■ Instructions to follow
The response must contain every line of the records that follow, duplicated exactly.

■ Source information
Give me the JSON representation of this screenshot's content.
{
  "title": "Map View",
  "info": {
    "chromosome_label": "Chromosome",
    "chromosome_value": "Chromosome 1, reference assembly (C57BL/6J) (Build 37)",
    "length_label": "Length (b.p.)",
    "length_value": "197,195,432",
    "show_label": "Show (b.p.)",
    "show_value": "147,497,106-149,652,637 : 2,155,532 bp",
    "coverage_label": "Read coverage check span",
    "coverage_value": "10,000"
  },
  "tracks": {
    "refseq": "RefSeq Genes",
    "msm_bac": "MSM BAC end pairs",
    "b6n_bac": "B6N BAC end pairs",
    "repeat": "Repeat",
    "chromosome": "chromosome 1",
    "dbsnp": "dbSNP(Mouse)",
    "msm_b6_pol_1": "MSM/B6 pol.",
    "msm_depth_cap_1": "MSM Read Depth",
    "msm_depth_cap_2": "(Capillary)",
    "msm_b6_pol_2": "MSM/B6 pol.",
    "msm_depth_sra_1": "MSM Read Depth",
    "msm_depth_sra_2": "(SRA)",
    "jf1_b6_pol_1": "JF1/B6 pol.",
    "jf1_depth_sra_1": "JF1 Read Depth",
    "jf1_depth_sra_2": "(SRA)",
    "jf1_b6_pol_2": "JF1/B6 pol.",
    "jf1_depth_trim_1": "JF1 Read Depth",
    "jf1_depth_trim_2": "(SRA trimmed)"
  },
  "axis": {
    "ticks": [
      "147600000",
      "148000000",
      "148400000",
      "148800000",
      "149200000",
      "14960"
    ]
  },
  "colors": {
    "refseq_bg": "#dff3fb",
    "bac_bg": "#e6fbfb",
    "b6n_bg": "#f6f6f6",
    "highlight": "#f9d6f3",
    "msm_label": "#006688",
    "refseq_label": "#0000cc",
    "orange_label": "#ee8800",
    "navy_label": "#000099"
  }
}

■ Solution for this problem
Give me the JSON representation of this screenshot's content.
{
  "title": "Map View",
  "info": {
    "chromosome_label": "Chromosome",
    "chromosome_value": "Chromosome 1, reference assembly (C57BL/6J) (Build 37)",
    "length_label": "Length (b.p.)",
    "length_value": "197,195,432",
    "show_label": "Show (b.p.)",
    "show_value": "147,497,106-149,652,637 : 2,155,532 bp",
    "coverage_label": "Read coverage check span",
    "coverage_value": "10,000"
  },
  "tracks": {
    "refseq": "RefSeq Genes",
    "msm_bac": "MSM BAC end pairs",
    "b6n_bac": "B6N BAC end pairs",
    "repeat": "Repeat",
    "chromosome": "chromosome 1",
    "dbsnp": "dbSNP(Mouse)",
    "msm_b6_pol_1": "MSM/B6 pol.",
    "msm_depth_cap_1": "MSM Read Depth",
    "msm_depth_cap_2": "(Capillary)",
    "msm_b6_pol_2": "MSM/B6 pol.",
    "msm_depth_sra_1": "MSM Read Depth",
    "msm_depth_sra_2": "(SRA)",
    "jf1_b6_pol_1": "JF1/B6 pol.",
    "jf1_depth_sra_1": "JF1 Read Depth",
    "jf1_depth_sra_2": "(SRA)",
    "jf1_b6_pol_2": "JF1/B6 pol.",
    "jf1_depth_trim_1": "JF1 Read Depth",
    "jf1_depth_trim_2": "(SRA trimmed)"
  },
  "axis": {
    "ticks": [
      "147600000",
      "148000000",
      "148400000",
      "148800000",
      "149200000",
      "14960"
    ]
  },
  "colors": {
    "refseq_bg": "#dff3fb",
    "bac_bg": "#e6fbfb",
    "b6n_bg": "#f6f6f6",
    "highlight": "#f9d6f3",
    "msm_label": "#006688",
    "refseq_label": "#0000cc",
    "orange_label": "#ee8800",
    "navy_label": "#000099"
  }
}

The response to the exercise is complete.